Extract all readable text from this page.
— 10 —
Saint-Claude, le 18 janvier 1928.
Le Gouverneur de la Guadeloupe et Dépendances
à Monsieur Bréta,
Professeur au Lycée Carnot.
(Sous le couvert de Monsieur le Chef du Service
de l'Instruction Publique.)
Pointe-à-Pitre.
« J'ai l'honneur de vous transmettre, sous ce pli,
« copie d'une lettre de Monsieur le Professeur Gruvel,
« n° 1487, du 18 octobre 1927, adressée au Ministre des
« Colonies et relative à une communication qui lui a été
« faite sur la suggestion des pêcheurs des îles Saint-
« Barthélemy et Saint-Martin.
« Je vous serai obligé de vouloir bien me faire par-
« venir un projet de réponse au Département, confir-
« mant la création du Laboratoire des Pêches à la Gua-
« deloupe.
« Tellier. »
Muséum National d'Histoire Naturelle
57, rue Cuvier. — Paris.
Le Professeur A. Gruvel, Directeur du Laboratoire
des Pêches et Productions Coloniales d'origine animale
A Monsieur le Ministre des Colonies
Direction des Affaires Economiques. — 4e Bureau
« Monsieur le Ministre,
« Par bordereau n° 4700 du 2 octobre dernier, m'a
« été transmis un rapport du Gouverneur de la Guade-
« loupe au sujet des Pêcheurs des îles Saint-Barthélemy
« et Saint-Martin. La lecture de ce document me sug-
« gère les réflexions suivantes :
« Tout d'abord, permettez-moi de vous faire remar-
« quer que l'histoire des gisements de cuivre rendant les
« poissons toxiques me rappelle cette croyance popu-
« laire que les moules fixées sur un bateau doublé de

☆ ☆ ☆ ☆ ☆ ☆ ☆

* Set task: Calculate how many lines of the material include the string "Martin", and state that number by itself.

* Answer to this task: 2